EXERCISE DIRECTIONS:
Copy all lines of the listing that include the string "diferencia".

SUPPLIED DATA:
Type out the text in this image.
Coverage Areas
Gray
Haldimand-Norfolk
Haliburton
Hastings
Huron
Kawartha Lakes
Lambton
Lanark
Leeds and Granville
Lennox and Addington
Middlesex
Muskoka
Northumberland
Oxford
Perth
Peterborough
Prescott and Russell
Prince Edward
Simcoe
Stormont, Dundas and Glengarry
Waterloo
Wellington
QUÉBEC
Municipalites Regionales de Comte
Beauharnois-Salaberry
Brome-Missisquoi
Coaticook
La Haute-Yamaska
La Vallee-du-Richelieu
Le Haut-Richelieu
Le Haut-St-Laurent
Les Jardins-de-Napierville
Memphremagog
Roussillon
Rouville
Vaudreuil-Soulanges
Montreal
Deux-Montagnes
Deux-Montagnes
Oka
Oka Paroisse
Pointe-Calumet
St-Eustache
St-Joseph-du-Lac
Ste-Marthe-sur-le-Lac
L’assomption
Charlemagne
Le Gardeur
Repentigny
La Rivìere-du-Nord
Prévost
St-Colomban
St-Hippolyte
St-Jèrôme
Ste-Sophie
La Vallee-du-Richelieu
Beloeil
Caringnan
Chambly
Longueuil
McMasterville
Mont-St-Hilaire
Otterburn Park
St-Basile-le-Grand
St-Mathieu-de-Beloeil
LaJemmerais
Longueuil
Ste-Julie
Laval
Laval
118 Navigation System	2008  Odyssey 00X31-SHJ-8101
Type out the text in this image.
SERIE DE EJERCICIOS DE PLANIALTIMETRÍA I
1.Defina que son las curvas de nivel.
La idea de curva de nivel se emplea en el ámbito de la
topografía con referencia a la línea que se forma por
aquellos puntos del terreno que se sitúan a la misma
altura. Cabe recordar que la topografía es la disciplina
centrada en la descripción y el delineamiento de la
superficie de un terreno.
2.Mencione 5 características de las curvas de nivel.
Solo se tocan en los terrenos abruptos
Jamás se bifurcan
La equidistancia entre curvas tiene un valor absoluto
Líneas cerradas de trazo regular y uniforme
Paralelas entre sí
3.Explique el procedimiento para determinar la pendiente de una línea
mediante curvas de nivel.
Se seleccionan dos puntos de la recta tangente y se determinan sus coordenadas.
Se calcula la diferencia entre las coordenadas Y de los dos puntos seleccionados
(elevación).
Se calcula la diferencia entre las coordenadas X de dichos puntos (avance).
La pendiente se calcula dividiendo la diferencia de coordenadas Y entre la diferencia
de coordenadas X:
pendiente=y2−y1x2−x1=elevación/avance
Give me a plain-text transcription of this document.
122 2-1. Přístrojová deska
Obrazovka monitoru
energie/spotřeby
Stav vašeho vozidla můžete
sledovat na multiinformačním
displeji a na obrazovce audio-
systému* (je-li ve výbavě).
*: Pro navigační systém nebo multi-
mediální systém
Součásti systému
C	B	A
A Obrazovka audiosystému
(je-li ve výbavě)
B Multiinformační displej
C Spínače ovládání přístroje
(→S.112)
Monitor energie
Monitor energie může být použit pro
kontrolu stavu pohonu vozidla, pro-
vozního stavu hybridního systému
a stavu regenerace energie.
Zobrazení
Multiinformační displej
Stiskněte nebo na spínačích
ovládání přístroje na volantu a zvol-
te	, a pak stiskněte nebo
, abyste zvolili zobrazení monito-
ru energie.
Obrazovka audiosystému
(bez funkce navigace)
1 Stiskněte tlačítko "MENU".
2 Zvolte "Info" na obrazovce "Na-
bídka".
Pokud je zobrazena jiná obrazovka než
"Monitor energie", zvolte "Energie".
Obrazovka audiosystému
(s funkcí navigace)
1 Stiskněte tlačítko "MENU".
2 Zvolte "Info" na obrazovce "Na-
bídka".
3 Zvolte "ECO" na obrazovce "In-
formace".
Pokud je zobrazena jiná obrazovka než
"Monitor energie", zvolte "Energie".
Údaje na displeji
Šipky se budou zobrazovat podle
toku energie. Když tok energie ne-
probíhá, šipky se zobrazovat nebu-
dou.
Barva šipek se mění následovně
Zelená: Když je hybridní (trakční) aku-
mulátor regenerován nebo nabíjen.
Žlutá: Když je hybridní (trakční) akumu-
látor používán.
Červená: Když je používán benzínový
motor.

RESULT FOR THIS EXERCISE:
Se calcula la diferencia entre las coordenadas Y de los dos puntos seleccionados
Se calcula la diferencia entre las coordenadas X de dichos puntos (avance).
La pendiente se calcula dividiendo la diferencia de coordenadas Y entre la diferencia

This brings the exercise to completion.